● Task prompt
Scan the listing below and copy every line holding "含氧化合物".

● Dataset records

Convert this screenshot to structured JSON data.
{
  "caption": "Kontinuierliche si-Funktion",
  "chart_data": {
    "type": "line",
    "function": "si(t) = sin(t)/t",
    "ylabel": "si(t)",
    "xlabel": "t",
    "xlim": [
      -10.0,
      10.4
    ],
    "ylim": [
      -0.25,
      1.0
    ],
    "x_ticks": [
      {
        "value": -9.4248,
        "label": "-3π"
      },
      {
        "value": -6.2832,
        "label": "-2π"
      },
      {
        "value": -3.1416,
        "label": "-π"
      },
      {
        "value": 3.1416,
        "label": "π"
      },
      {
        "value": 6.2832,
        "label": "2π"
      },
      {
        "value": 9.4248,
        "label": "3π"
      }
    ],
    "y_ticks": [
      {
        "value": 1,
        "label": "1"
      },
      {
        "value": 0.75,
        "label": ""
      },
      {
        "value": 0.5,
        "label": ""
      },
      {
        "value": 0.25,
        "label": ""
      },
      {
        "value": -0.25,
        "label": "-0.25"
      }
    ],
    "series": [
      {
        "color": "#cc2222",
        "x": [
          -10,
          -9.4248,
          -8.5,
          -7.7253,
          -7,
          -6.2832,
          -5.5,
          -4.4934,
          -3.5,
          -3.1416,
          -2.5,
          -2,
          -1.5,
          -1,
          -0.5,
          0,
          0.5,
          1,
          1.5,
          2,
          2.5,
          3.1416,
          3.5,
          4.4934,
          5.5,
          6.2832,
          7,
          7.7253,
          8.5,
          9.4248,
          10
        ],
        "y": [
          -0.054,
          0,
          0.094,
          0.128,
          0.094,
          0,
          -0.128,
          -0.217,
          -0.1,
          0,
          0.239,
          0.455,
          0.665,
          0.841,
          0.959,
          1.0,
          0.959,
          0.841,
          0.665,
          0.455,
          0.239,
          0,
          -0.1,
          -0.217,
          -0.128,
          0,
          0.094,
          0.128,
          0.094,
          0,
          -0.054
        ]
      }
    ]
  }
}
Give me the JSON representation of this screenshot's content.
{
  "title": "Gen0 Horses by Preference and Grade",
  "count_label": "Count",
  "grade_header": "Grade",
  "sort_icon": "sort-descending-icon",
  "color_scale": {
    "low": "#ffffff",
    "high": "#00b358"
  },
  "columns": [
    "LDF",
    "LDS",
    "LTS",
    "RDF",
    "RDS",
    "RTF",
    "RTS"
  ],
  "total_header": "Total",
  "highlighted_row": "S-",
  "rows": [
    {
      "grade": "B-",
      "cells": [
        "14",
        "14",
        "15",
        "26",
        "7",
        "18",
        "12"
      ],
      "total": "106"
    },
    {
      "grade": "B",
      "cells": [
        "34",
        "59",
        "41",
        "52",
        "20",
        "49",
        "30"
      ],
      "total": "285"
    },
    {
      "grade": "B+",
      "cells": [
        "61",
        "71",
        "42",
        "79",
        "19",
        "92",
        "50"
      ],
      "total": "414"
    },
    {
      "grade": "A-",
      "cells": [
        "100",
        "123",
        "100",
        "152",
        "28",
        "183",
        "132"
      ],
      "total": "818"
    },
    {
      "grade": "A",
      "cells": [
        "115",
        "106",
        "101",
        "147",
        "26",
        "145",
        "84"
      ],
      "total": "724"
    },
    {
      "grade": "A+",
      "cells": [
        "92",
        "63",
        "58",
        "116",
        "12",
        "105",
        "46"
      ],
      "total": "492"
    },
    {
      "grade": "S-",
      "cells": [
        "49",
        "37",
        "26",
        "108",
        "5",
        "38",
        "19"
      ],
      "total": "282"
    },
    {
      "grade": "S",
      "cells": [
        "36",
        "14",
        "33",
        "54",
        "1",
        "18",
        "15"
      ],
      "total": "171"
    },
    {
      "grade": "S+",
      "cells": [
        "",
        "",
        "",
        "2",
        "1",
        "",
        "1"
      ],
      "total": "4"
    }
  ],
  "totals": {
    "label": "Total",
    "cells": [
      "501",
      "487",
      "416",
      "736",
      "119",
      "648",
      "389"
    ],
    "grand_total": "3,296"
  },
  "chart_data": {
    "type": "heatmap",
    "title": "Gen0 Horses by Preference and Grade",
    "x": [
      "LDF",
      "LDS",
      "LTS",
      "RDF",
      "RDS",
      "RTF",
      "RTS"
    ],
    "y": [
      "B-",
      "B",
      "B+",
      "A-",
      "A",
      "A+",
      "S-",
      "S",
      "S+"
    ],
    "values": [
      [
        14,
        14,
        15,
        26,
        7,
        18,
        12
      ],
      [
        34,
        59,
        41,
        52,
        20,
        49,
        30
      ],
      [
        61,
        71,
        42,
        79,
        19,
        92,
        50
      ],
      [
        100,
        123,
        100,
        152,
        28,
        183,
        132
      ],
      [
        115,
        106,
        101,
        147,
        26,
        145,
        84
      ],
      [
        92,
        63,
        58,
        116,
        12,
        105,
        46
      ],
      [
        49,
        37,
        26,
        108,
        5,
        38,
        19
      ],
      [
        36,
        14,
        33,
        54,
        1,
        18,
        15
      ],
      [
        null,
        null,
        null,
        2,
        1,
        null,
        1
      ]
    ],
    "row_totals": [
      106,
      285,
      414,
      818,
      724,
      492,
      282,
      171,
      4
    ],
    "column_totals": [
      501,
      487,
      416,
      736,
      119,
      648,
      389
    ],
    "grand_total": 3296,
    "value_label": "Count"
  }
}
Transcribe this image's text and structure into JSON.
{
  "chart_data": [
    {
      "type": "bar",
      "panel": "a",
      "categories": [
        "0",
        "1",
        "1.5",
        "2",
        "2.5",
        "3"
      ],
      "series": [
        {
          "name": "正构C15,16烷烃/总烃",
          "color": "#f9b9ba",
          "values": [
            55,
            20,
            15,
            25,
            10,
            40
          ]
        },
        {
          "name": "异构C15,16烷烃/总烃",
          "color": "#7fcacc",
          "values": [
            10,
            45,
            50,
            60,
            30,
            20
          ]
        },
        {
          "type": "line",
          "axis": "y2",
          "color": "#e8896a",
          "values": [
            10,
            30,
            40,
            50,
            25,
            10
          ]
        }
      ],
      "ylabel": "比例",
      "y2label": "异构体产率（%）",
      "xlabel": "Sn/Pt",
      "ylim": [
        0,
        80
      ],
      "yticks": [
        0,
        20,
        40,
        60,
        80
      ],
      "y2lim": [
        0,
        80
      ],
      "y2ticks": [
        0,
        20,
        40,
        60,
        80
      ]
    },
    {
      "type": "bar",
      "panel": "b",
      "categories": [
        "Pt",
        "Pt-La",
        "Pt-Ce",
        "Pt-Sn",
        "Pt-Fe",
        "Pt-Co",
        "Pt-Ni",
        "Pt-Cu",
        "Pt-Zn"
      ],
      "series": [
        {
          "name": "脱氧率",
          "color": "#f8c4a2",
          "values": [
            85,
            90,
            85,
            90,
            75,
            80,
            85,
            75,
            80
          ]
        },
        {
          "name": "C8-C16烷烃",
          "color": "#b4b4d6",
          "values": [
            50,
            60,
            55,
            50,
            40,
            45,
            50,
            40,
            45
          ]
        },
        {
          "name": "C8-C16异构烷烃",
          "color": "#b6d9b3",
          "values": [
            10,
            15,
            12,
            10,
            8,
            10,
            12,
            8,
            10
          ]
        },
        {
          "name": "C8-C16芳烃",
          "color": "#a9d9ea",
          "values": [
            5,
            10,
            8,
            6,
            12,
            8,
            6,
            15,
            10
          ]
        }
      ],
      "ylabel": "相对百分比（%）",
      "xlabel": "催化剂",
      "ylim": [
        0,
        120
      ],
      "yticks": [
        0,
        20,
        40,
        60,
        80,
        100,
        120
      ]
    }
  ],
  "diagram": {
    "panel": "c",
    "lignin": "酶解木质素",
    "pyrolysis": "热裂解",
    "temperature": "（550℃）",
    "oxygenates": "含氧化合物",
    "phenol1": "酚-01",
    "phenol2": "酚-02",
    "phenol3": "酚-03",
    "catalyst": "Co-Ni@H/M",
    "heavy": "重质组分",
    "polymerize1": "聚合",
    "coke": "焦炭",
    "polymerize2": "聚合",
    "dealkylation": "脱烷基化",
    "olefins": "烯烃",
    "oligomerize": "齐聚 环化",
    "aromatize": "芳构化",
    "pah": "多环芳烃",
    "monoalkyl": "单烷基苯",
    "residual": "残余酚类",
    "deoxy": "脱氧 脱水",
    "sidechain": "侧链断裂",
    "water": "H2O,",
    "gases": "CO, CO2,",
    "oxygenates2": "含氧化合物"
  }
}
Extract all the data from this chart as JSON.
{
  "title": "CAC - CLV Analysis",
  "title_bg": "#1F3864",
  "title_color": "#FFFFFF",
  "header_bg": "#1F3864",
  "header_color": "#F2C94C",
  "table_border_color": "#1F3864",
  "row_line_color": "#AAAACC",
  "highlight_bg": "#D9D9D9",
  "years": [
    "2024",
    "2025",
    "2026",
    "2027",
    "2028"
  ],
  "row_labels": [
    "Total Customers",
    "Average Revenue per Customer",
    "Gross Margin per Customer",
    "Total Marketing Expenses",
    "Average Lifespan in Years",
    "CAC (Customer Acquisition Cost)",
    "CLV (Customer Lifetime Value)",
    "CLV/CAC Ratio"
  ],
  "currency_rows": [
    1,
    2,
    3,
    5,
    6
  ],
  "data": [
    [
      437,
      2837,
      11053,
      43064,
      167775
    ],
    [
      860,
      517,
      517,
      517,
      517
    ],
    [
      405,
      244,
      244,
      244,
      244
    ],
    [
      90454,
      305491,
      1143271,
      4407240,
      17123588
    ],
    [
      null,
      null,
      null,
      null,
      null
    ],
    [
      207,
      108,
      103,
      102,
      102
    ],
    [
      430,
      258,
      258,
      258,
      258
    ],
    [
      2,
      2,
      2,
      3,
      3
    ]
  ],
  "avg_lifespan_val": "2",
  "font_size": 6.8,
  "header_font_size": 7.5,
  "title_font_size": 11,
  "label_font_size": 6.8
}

● Task answer
    "oxygenates": "含氧化合物",
    "oxygenates2": "含氧化合物"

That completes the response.